▶ **Exercise objective**:
Write the listing out again, all of it, word for word.

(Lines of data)
■ ■ ■ ■

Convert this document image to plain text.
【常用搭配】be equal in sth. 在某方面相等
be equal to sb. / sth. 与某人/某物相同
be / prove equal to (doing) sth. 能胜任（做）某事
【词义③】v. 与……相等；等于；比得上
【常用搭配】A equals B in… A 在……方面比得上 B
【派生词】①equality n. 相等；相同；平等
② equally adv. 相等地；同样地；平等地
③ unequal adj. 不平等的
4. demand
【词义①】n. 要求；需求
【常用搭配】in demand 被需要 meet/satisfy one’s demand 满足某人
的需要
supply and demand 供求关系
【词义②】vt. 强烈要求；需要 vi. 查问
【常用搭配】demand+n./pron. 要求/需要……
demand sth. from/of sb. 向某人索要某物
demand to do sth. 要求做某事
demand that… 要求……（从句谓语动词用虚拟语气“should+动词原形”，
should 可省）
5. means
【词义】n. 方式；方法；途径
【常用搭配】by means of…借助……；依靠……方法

■ ■ ■ ■

▶ **Answer for this exercise**:
Convert this document image to plain text.
【常用搭配】be equal in sth. 在某方面相等
be equal to sb. / sth. 与某人/某物相同
be / prove equal to (doing) sth. 能胜任（做）某事
【词义③】v. 与……相等；等于；比得上
【常用搭配】A equals B in… A 在……方面比得上 B
【派生词】①equality n. 相等；相同；平等
② equally adv. 相等地；同样地；平等地
③ unequal adj. 不平等的
4. demand
【词义①】n. 要求；需求
【常用搭配】in demand 被需要 meet/satisfy one’s demand 满足某人
的需要
supply and demand 供求关系
【词义②】vt. 强烈要求；需要 vi. 查问
【常用搭配】demand+n./pron. 要求/需要……
demand sth. from/of sb. 向某人索要某物
demand to do sth. 要求做某事
demand that… 要求……（从句谓语动词用虚拟语气“should+动词原形”，
should 可省）
5. means
【词义】n. 方式；方法；途径
【常用搭配】by means of…借助……；依靠……方法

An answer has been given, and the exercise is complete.